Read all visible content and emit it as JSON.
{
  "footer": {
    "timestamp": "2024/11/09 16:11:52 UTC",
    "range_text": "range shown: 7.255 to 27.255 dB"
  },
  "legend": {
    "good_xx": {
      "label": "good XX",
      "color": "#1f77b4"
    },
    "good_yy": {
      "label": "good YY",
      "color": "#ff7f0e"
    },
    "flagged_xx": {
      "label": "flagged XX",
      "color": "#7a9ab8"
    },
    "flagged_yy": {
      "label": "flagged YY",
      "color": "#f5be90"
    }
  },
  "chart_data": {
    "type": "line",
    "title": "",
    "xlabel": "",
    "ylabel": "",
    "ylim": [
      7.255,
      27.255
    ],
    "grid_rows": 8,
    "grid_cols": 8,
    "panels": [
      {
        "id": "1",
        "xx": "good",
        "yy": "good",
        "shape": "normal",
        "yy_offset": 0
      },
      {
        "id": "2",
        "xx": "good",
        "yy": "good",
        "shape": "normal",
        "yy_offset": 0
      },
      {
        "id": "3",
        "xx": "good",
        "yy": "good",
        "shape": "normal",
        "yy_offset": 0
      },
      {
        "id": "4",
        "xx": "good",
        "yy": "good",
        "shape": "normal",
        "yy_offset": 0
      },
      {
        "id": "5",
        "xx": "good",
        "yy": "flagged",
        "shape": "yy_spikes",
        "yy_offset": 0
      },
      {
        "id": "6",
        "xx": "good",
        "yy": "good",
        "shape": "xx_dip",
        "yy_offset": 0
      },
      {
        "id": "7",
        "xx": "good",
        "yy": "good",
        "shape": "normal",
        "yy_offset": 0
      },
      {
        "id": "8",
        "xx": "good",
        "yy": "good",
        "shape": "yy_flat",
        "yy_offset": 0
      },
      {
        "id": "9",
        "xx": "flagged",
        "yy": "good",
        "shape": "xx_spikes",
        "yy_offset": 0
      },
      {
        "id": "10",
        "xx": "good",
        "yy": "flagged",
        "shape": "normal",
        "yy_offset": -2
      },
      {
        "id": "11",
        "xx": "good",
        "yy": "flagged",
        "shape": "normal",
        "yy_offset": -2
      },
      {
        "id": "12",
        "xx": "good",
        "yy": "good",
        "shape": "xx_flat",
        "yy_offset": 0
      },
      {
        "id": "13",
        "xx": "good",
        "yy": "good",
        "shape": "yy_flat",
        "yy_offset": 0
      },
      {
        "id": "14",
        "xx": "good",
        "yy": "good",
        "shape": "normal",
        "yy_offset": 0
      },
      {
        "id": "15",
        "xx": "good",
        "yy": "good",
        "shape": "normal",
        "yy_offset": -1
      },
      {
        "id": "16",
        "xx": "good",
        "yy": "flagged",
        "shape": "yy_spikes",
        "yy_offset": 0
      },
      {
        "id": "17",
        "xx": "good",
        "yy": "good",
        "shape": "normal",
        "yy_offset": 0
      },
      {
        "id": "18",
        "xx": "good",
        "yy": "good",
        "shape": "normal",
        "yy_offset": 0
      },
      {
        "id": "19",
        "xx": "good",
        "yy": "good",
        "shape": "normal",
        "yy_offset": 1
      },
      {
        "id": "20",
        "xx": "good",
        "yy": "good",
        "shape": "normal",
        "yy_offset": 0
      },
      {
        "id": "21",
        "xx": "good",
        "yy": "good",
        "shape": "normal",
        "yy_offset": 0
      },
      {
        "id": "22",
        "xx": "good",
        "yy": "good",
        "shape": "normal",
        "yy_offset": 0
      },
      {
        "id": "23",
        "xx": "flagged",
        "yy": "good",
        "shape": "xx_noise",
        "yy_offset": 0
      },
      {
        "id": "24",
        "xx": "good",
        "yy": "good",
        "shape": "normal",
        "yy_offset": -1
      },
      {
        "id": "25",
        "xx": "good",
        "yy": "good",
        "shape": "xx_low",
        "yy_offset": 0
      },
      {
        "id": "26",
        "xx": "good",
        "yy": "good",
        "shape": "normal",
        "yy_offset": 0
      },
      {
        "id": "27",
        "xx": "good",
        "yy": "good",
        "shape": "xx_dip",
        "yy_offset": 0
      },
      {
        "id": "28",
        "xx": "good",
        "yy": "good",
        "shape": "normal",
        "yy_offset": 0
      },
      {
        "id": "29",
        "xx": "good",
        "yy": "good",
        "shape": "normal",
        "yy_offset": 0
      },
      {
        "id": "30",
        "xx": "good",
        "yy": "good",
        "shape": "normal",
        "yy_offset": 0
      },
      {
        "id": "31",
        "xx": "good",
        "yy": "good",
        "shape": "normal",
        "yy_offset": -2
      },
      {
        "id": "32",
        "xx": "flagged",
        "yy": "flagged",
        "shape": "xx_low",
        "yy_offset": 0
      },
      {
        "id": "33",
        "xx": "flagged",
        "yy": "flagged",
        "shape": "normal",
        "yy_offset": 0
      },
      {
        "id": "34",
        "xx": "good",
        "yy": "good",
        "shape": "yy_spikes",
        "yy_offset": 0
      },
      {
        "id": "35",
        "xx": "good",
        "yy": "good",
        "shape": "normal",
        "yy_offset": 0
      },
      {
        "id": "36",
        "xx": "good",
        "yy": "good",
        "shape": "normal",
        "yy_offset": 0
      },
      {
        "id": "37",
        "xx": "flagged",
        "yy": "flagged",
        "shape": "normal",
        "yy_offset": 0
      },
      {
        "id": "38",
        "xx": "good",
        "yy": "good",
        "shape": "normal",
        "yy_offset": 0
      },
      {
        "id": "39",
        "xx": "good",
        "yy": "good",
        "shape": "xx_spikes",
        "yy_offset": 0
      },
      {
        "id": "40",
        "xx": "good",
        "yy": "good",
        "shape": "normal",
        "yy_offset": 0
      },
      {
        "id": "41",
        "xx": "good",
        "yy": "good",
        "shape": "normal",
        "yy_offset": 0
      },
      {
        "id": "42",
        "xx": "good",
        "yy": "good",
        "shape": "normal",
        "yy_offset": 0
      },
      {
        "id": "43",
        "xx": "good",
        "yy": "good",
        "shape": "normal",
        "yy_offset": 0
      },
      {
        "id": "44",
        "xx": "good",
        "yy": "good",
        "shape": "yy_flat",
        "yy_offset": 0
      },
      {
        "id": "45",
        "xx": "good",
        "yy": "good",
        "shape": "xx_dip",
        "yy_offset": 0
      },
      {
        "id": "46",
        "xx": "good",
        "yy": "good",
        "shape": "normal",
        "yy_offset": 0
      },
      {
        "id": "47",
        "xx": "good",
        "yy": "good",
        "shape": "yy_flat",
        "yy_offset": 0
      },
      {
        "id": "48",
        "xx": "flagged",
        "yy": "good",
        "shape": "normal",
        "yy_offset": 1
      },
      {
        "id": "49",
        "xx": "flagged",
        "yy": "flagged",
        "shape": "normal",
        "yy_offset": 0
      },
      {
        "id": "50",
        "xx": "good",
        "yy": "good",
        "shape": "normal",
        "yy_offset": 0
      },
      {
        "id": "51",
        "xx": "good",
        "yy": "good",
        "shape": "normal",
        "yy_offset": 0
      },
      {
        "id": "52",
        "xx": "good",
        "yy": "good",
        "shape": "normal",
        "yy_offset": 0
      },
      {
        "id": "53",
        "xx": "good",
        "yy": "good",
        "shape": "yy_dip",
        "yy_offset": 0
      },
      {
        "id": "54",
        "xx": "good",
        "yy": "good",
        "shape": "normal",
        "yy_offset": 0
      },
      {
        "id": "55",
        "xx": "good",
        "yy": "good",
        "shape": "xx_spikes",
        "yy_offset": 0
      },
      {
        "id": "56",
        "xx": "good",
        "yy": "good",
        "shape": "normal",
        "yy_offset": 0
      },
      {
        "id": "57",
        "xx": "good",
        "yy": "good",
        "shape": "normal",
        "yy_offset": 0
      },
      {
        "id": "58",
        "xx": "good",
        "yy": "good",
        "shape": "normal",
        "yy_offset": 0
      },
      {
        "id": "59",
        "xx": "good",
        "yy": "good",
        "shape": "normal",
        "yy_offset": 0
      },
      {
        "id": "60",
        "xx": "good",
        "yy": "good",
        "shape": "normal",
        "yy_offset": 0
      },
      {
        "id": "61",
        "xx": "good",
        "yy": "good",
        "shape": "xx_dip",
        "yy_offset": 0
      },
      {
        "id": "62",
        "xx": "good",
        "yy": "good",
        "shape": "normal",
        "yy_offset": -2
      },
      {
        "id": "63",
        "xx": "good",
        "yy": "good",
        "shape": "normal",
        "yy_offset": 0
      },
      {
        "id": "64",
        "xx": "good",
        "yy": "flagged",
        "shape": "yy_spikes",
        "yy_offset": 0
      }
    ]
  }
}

· · · ·

_Problem description:_
Search the listing above for the string "color". Copy every line that contains it.

_Task output:_
      "color": "#1f77b4"
      "color": "#ff7f0e"
      "color": "#7a9ab8"
      "color": "#f5be90"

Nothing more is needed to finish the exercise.